=== INFORMATION SUPPLIED ===
----

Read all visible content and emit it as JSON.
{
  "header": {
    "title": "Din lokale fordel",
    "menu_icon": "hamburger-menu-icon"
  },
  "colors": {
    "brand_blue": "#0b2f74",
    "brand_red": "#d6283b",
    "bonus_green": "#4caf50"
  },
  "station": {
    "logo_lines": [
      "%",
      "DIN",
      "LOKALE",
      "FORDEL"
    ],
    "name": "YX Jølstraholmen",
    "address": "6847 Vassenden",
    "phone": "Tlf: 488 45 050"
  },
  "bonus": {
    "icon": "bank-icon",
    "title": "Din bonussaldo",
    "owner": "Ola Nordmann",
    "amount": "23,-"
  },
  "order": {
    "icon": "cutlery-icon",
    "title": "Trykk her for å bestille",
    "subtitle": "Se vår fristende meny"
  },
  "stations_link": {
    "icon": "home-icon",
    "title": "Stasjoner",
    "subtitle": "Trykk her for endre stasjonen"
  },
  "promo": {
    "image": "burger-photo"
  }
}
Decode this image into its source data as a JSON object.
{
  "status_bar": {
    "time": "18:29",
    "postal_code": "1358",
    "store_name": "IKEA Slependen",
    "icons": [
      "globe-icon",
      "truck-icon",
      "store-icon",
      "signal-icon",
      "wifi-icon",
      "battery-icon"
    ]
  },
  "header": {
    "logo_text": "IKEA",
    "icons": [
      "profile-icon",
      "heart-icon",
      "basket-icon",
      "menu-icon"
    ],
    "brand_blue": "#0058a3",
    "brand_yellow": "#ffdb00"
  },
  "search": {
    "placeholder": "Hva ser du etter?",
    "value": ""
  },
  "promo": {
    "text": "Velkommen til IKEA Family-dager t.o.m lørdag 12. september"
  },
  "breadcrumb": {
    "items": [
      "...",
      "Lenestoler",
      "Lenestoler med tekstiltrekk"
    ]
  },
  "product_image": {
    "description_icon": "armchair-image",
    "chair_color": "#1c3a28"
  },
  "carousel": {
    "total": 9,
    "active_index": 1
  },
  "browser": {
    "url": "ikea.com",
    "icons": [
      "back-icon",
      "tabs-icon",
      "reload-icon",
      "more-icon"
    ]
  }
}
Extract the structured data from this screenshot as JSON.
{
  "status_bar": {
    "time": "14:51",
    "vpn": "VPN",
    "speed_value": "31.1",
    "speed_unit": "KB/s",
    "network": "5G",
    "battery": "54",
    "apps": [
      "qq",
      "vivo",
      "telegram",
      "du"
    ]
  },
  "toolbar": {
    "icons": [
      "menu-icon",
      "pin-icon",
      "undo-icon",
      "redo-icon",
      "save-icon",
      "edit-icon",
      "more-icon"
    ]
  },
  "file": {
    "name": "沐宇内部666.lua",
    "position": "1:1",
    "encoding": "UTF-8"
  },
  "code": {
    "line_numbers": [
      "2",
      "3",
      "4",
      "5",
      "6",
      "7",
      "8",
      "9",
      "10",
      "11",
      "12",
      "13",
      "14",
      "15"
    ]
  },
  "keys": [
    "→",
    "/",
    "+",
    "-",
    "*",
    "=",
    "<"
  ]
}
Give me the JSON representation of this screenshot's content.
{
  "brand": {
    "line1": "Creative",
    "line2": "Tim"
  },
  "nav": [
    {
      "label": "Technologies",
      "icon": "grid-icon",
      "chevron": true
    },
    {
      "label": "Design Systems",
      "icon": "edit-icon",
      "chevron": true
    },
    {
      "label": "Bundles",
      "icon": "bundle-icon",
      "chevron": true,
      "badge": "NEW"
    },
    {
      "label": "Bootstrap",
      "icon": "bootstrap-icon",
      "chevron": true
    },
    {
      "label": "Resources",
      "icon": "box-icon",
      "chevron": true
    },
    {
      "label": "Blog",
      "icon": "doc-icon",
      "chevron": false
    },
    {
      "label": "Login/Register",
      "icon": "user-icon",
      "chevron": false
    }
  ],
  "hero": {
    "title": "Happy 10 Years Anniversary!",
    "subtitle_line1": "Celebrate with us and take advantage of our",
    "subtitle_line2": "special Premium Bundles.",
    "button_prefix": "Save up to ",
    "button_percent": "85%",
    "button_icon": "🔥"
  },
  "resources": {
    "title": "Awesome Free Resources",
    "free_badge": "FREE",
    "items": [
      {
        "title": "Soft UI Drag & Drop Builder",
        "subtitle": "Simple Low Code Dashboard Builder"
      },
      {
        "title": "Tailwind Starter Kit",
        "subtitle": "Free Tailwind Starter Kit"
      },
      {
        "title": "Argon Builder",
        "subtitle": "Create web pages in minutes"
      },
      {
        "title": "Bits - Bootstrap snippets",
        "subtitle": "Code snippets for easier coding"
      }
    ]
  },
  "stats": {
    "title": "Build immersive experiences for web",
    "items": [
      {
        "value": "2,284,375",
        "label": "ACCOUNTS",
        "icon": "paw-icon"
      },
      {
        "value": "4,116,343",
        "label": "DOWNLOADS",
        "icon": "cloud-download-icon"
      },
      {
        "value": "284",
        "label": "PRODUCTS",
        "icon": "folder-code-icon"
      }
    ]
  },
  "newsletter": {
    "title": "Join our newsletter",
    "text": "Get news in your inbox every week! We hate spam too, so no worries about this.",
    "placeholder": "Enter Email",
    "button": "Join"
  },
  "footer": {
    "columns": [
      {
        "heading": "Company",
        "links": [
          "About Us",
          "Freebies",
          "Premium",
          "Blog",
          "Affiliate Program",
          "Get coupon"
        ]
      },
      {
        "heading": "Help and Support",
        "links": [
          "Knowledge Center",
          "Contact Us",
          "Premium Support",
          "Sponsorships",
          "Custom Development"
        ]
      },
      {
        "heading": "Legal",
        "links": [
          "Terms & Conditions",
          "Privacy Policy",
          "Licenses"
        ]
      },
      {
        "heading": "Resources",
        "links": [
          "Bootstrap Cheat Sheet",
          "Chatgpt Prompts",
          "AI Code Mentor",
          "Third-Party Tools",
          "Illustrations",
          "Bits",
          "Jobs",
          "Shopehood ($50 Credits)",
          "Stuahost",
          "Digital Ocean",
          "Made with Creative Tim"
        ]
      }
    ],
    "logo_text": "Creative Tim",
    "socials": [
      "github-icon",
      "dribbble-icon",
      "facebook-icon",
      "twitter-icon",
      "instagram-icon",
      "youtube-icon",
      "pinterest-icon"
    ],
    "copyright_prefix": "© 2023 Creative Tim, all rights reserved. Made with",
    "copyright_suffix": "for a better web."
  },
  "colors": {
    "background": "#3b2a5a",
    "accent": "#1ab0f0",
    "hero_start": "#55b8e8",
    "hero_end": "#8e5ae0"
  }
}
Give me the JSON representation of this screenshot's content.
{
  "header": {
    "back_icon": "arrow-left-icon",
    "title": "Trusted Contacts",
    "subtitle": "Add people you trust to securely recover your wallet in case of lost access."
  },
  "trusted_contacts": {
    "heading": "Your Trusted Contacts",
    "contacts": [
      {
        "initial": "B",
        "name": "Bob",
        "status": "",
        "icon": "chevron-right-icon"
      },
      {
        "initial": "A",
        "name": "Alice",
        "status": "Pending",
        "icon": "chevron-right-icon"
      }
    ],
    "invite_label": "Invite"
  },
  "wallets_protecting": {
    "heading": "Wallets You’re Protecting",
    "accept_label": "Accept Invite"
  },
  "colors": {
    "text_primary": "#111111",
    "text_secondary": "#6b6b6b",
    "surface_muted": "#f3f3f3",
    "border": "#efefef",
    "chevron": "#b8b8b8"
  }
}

----

=== WORK INSTRUCTIONS ===
Using the listing above, reproduce each line without omission.

=== WRITTEN SOLUTION ===
Read all visible content and emit it as JSON.
{
  "header": {
    "title": "Din lokale fordel",
    "menu_icon": "hamburger-menu-icon"
  },
  "colors": {
    "brand_blue": "#0b2f74",
    "brand_red": "#d6283b",
    "bonus_green": "#4caf50"
  },
  "station": {
    "logo_lines": [
      "%",
      "DIN",
      "LOKALE",
      "FORDEL"
    ],
    "name": "YX Jølstraholmen",
    "address": "6847 Vassenden",
    "phone": "Tlf: 488 45 050"
  },
  "bonus": {
    "icon": "bank-icon",
    "title": "Din bonussaldo",
    "owner": "Ola Nordmann",
    "amount": "23,-"
  },
  "order": {
    "icon": "cutlery-icon",
    "title": "Trykk her for å bestille",
    "subtitle": "Se vår fristende meny"
  },
  "stations_link": {
    "icon": "home-icon",
    "title": "Stasjoner",
    "subtitle": "Trykk her for endre stasjonen"
  },
  "promo": {
    "image": "burger-photo"
  }
}
Decode this image into its source data as a JSON object.
{
  "status_bar": {
    "time": "18:29",
    "postal_code": "1358",
    "store_name": "IKEA Slependen",
    "icons": [
      "globe-icon",
      "truck-icon",
      "store-icon",
      "signal-icon",
      "wifi-icon",
      "battery-icon"
    ]
  },
  "header": {
    "logo_text": "IKEA",
    "icons": [
      "profile-icon",
      "heart-icon",
      "basket-icon",
      "menu-icon"
    ],
    "brand_blue": "#0058a3",
    "brand_yellow": "#ffdb00"
  },
  "search": {
    "placeholder": "Hva ser du etter?",
    "value": ""
  },
  "promo": {
    "text": "Velkommen til IKEA Family-dager t.o.m lørdag 12. september"
  },
  "breadcrumb": {
    "items": [
      "...",
      "Lenestoler",
      "Lenestoler med tekstiltrekk"
    ]
  },
  "product_image": {
    "description_icon": "armchair-image",
    "chair_color": "#1c3a28"
  },
  "carousel": {
    "total": 9,
    "active_index": 1
  },
  "browser": {
    "url": "ikea.com",
    "icons": [
      "back-icon",
      "tabs-icon",
      "reload-icon",
      "more-icon"
    ]
  }
}
Extract the structured data from this screenshot as JSON.
{
  "status_bar": {
    "time": "14:51",
    "vpn": "VPN",
    "speed_value": "31.1",
    "speed_unit": "KB/s",
    "network": "5G",
    "battery": "54",
    "apps": [
      "qq",
      "vivo",
      "telegram",
      "du"
    ]
  },
  "toolbar": {
    "icons": [
      "menu-icon",
      "pin-icon",
      "undo-icon",
      "redo-icon",
      "save-icon",
      "edit-icon",
      "more-icon"
    ]
  },
  "file": {
    "name": "沐宇内部666.lua",
    "position": "1:1",
    "encoding": "UTF-8"
  },
  "code": {
    "line_numbers": [
      "2",
      "3",
      "4",
      "5",
      "6",
      "7",
      "8",
      "9",
      "10",
      "11",
      "12",
      "13",
      "14",
      "15"
    ]
  },
  "keys": [
    "→",
    "/",
    "+",
    "-",
    "*",
    "=",
    "<"
  ]
}
Give me the JSON representation of this screenshot's content.
{
  "brand": {
    "line1": "Creative",
    "line2": "Tim"
  },
  "nav": [
    {
      "label": "Technologies",
      "icon": "grid-icon",
      "chevron": true
    },
    {
      "label": "Design Systems",
      "icon": "edit-icon",
      "chevron": true
    },
    {
      "label": "Bundles",
      "icon": "bundle-icon",
      "chevron": true,
      "badge": "NEW"
    },
    {
      "label": "Bootstrap",
      "icon": "bootstrap-icon",
      "chevron": true
    },
    {
      "label": "Resources",
      "icon": "box-icon",
      "chevron": true
    },
    {
      "label": "Blog",
      "icon": "doc-icon",
      "chevron": false
    },
    {
      "label": "Login/Register",
      "icon": "user-icon",
      "chevron": false
    }
  ],
  "hero": {
    "title": "Happy 10 Years Anniversary!",
    "subtitle_line1": "Celebrate with us and take advantage of our",
    "subtitle_line2": "special Premium Bundles.",
    "button_prefix": "Save up to ",
    "button_percent": "85%",
    "button_icon": "🔥"
  },
  "resources": {
    "title": "Awesome Free Resources",
    "free_badge": "FREE",
    "items": [
      {
        "title": "Soft UI Drag & Drop Builder",
        "subtitle": "Simple Low Code Dashboard Builder"
      },
      {
        "title": "Tailwind Starter Kit",
        "subtitle": "Free Tailwind Starter Kit"
      },
      {
        "title": "Argon Builder",
        "subtitle": "Create web pages in minutes"
      },
      {
        "title": "Bits - Bootstrap snippets",
        "subtitle": "Code snippets for easier coding"
      }
    ]
  },
  "stats": {
    "title": "Build immersive experiences for web",
    "items": [
      {
        "value": "2,284,375",
        "label": "ACCOUNTS",
        "icon": "paw-icon"
      },
      {
        "value": "4,116,343",
        "label": "DOWNLOADS",
        "icon": "cloud-download-icon"
      },
      {
        "value": "284",
        "label": "PRODUCTS",
        "icon": "folder-code-icon"
      }
    ]
  },
  "newsletter": {
    "title": "Join our newsletter",
    "text": "Get news in your inbox every week! We hate spam too, so no worries about this.",
    "placeholder": "Enter Email",
    "button": "Join"
  },
  "footer": {
    "columns": [
      {
        "heading": "Company",
        "links": [
          "About Us",
          "Freebies",
          "Premium",
          "Blog",
          "Affiliate Program",
          "Get coupon"
        ]
      },
      {
        "heading": "Help and Support",
        "links": [
          "Knowledge Center",
          "Contact Us",
          "Premium Support",
          "Sponsorships",
          "Custom Development"
        ]
      },
      {
        "heading": "Legal",
        "links": [
          "Terms & Conditions",
          "Privacy Policy",
          "Licenses"
        ]
      },
      {
        "heading": "Resources",
        "links": [
          "Bootstrap Cheat Sheet",
          "Chatgpt Prompts",
          "AI Code Mentor",
          "Third-Party Tools",
          "Illustrations",
          "Bits",
          "Jobs",
          "Shopehood ($50 Credits)",
          "Stuahost",
          "Digital Ocean",
          "Made with Creative Tim"
        ]
      }
    ],
    "logo_text": "Creative Tim",
    "socials": [
      "github-icon",
      "dribbble-icon",
      "facebook-icon",
      "twitter-icon",
      "instagram-icon",
      "youtube-icon",
      "pinterest-icon"
    ],
    "copyright_prefix": "© 2023 Creative Tim, all rights reserved. Made with",
    "copyright_suffix": "for a better web."
  },
  "colors": {
    "background": "#3b2a5a",
    "accent": "#1ab0f0",
    "hero_start": "#55b8e8",
    "hero_end": "#8e5ae0"
  }
}
Give me the JSON representation of this screenshot's content.
{
  "header": {
    "back_icon": "arrow-left-icon",
    "title": "Trusted Contacts",
    "subtitle": "Add people you trust to securely recover your wallet in case of lost access."
  },
  "trusted_contacts": {
    "heading": "Your Trusted Contacts",
    "contacts": [
      {
        "initial": "B",
        "name": "Bob",
        "status": "",
        "icon": "chevron-right-icon"
      },
      {
        "initial": "A",
        "name": "Alice",
        "status": "Pending",
        "icon": "chevron-right-icon"
      }
    ],
    "invite_label": "Invite"
  },
  "wallets_protecting": {
    "heading": "Wallets You’re Protecting",
    "accept_label": "Accept Invite"
  },
  "colors": {
    "text_primary": "#111111",
    "text_secondary": "#6b6b6b",
    "surface_muted": "#f3f3f3",
    "border": "#efefef",
    "chevron": "#b8b8b8"
  }
}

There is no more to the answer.